Task directions:
Copy every line that contains the string "Good" from the entries below.
☆ ☆ ☆ ☆
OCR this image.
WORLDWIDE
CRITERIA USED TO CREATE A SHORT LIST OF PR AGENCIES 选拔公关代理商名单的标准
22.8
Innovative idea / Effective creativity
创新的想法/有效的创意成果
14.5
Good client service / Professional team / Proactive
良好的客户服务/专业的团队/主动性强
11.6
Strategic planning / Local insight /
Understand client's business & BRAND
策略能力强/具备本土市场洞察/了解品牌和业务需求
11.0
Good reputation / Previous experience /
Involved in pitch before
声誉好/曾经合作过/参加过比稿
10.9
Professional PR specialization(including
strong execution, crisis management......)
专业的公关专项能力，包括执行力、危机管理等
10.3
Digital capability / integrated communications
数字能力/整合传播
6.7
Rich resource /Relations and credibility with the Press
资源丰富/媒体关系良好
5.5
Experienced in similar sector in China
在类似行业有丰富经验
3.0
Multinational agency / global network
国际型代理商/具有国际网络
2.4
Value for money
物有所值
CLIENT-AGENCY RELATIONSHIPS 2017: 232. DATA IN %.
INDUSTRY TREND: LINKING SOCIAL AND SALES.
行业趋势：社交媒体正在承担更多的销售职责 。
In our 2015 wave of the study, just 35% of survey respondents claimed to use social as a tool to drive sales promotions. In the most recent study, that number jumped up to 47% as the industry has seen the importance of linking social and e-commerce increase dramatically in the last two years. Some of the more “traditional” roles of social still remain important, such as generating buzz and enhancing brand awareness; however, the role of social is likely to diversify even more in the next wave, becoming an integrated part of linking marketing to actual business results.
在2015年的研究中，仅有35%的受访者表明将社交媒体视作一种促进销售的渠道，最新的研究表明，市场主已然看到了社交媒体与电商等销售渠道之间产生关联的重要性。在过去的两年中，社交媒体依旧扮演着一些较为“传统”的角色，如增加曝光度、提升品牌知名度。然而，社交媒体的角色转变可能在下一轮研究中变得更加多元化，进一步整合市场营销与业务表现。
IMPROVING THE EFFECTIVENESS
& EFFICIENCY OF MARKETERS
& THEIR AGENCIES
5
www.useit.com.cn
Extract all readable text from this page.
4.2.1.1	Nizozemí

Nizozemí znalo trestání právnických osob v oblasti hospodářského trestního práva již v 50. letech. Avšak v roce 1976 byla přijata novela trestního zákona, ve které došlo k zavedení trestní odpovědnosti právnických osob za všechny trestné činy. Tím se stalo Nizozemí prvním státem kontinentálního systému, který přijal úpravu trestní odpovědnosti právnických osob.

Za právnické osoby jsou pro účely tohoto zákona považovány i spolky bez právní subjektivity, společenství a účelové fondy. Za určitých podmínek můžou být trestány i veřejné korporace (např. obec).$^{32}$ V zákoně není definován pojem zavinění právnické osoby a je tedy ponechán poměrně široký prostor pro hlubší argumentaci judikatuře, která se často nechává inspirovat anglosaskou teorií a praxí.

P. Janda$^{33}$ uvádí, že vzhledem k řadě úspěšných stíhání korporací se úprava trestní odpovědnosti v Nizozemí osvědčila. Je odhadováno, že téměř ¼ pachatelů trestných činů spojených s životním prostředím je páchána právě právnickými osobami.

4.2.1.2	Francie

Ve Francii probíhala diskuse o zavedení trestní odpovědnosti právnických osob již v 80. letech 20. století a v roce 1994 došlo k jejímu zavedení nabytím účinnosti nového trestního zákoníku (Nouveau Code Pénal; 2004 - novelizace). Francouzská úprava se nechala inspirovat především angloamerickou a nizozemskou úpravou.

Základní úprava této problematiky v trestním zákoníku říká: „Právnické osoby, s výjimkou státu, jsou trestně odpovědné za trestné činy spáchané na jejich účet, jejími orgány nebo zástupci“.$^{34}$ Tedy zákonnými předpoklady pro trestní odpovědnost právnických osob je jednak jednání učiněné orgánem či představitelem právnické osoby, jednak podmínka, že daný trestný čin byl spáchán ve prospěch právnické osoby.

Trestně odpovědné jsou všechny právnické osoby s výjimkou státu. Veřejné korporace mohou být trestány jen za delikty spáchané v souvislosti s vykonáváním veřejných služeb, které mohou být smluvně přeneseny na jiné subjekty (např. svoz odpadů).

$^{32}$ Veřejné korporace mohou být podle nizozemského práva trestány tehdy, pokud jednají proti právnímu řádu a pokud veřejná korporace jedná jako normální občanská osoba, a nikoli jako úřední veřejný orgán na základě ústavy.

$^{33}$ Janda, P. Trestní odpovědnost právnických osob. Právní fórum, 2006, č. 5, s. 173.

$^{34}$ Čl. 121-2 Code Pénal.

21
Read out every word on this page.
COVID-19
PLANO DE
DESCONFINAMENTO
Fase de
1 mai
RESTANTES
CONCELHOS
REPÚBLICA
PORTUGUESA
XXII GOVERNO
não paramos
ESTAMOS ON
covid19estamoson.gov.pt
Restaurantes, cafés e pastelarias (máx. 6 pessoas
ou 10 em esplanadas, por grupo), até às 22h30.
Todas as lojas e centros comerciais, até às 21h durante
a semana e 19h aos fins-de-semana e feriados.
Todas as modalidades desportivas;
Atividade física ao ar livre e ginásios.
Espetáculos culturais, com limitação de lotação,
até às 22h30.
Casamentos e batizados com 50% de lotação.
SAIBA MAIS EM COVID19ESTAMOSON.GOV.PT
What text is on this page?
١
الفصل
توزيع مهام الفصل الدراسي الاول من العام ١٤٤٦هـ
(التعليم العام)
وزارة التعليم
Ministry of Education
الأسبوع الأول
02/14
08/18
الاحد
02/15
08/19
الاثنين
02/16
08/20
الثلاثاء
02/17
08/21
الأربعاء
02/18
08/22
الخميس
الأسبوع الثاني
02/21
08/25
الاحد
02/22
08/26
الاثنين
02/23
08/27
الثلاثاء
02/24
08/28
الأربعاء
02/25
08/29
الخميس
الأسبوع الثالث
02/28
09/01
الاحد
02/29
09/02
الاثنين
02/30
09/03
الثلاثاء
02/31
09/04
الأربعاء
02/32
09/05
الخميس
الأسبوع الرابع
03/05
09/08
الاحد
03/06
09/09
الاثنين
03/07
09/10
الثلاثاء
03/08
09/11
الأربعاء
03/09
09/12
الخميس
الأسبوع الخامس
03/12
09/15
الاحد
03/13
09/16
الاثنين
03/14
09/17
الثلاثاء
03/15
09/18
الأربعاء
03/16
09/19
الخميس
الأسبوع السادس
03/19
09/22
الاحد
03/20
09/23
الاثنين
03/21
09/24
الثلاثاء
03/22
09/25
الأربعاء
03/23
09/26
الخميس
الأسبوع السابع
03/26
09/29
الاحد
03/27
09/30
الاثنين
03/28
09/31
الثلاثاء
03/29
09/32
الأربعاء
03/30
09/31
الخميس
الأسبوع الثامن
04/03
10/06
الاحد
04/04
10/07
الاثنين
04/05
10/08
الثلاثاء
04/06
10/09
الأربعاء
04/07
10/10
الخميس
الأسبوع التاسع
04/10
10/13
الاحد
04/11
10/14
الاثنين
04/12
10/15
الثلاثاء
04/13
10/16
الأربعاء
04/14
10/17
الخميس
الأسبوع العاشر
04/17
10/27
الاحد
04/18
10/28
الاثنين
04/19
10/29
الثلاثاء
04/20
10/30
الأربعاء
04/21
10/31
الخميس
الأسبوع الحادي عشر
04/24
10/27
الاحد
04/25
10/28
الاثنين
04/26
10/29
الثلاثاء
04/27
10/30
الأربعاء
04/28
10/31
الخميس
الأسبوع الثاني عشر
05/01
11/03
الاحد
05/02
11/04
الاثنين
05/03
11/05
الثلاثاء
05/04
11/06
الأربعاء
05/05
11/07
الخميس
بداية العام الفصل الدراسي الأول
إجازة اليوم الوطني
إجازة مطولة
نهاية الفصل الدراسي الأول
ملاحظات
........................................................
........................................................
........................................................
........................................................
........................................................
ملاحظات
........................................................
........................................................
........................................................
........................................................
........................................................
☆ ☆ ☆ ☆
Solution to the exercise:
Good client service / Professional team / Proactive
Good reputation / Previous experience /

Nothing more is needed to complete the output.